Excerpt provided ->

[Begin]

These I recall because they were my favourites, for even then nature's marvellous ways could cast a spell on me. We had a small lawn, and I'd get late for school because I wanted to gaze more at two new yellow flowers on a ladyfinger (okra) plant that were mere buds till the other day. I could spend hours watching a bumbling black and yellow caterpillar munching leaves off a lemon plant that hardly ever bloomed.
Nature has been very kind to me, and I'm blessed now with a family home that has a midsize tree which never stops blooming the year round. Giving us teeny-weeny buds to beautiful flowers to fruit in a space of just weeks, this tree is the darling of the family, especially the husband's.
Can you tell which tree is it? I'm saving the photo of the fruit on the tree for another time.
How many of us have actually witnessed this bud-to-fruit cycle? Not many, I suspect, for our urban jungles leave little space for such beauty to unfold and prosper. Welcome to this celebration of buds and blooms.
Meanwhile, do make a guess: what tree is this?

Tuesday 17 May 2011

A dazzling white rose, every morning

Good morning, whiteness!
The white rose that greets me outside my flat almost daily flowers for a day or two, then begins to wither. I've been watching this trend keenly: another splash of brilliance on some other branch takes over almost immediately, but two roses don't bloom together on the bush.
I wrote earlier about the rose bush that my former neighbour had planted outside my flat. One rose only at a time, and truly it remains that way.

[End]

Listing ->
[Begin]

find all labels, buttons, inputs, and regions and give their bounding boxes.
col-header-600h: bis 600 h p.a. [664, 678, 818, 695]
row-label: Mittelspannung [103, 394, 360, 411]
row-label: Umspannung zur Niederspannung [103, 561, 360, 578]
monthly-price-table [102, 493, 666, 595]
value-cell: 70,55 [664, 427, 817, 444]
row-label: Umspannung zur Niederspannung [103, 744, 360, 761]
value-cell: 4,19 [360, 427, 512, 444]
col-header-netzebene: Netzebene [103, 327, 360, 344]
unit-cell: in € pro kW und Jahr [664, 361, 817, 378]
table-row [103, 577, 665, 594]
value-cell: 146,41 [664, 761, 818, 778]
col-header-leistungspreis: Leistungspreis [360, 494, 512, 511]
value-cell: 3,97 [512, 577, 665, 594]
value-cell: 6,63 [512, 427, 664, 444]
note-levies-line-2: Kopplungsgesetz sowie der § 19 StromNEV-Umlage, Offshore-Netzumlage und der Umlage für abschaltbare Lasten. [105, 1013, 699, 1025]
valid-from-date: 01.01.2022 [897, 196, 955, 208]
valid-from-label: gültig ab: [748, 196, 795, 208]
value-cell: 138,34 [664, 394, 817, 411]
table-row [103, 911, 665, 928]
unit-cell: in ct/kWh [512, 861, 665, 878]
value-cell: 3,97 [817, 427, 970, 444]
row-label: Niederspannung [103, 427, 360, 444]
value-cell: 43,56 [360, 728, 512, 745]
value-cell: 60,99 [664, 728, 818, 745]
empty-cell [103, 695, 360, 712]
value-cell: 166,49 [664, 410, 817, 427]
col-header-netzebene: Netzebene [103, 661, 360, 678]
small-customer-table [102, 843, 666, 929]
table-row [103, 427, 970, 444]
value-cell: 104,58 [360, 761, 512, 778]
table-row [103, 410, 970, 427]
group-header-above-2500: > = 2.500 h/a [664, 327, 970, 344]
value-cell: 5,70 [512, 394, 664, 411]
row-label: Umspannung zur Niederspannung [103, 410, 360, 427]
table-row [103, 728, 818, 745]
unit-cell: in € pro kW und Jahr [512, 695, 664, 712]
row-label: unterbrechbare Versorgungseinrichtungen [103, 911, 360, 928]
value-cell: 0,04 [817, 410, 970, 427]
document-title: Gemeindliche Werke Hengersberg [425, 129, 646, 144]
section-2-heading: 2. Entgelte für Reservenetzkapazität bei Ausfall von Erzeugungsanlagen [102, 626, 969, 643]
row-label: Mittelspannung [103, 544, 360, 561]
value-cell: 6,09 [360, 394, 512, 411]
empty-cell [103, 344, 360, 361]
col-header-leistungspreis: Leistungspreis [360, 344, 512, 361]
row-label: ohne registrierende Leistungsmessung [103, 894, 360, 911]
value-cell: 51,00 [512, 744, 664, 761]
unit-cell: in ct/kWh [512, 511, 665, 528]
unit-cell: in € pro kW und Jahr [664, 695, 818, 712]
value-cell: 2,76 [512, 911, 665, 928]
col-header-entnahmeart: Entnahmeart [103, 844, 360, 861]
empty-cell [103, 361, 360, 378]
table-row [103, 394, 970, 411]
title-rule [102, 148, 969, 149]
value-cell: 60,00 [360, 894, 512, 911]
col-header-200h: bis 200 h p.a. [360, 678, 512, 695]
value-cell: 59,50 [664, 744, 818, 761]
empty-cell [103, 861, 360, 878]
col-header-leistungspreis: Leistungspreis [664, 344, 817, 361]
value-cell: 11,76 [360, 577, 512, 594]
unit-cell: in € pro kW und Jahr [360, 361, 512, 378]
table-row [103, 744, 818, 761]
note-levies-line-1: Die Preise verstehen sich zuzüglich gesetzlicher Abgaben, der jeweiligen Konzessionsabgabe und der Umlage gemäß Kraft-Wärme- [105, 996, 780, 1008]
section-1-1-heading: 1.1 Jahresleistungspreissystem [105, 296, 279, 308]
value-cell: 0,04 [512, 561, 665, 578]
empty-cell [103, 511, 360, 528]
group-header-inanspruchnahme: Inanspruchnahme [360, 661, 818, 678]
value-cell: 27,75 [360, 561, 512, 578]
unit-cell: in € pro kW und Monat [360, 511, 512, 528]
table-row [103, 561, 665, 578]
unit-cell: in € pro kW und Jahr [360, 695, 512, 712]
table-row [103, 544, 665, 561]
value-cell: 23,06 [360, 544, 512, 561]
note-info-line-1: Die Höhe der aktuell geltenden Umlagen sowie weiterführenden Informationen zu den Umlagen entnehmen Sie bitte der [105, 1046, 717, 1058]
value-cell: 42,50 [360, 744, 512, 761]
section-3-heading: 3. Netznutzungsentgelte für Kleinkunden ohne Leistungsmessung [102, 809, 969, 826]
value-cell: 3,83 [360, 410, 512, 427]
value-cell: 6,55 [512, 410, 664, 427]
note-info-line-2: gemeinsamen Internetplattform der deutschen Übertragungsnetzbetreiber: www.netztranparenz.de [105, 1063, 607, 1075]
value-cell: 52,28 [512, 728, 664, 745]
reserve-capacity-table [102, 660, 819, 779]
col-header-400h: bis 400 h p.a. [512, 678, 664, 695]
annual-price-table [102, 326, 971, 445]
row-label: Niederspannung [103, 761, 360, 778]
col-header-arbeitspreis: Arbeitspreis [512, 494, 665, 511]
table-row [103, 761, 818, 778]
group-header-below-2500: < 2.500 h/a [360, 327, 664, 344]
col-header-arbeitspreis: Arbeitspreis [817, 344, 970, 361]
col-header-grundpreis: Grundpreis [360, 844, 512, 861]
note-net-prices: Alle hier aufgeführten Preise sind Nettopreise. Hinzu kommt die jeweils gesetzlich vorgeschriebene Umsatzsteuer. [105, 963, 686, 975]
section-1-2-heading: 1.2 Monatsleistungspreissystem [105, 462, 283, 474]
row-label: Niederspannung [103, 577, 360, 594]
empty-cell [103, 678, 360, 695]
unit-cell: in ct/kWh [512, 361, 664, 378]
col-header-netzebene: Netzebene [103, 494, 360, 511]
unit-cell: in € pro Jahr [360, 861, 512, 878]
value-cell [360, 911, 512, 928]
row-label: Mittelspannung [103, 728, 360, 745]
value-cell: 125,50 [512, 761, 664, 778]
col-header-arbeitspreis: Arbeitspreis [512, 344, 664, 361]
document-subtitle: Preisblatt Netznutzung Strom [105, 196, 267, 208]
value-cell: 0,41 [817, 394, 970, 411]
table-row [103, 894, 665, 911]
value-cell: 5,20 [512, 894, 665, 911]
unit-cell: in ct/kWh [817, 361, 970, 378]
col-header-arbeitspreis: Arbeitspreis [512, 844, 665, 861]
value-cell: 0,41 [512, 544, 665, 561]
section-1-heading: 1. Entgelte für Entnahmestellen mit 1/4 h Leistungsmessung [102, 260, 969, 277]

[End]

Objectives ->
a) Could you output the passage of the blog excerpt about buds and blooms word for word, starting at "These I recall" and ending at "hardly ever bloomed."?
b) Pick up the blog excerpt about buds and blooms after its final sentence and carry on the writing.

Exercise results ->
a)
These I recall because they were my favourites, for even then nature's marvellous ways could cast a spell on me. We had a small lawn, and I'd get late for school because I wanted to gaze more at two new yellow flowers on a ladyfinger (okra) plant that were mere buds till the other day. I could spend hours watching a bumbling black and yellow caterpillar munching leaves off a lemon plant that hardly ever bloomed.

b)
The young man to whom she has let out her flat loves to potter about morning and evening amid the limited greenery our apartments can afford. It's great to see his little daughter faithfully by his side, when she's not away to school. He's the one who makes sure the plants outside our flats are watered regularly, and has even managed an impossible feat. He's nudged the unyielding earth outside my flat into letting him grow a beautiful little hedge dotted with cute local jasmines (below, left) that make my day each time I go out walking. It worries me less now that the flower beds outside his flat bloom much more.
The pink heart tugs at yours.
At times I feel guilty about my non-participation in an exercise that brings such a feast for the eyes. But I'm sure my neighbour's so happy to tend to the green ones around us that maybe he's best left alone with them. I can just thank him heartily whenever I see him.
The toughest must give way to flowers.
In the pictures of the roses taken over a week, note that each flower looks like a marvellous clone of the other two. The white is almost blinding, and the touch of pink just does you in. Yes, the roses dazzle in the morning; by the evening, like all else they begin to droop in the searing May heat.
A vision in white.
That's the sixth in my Nature series.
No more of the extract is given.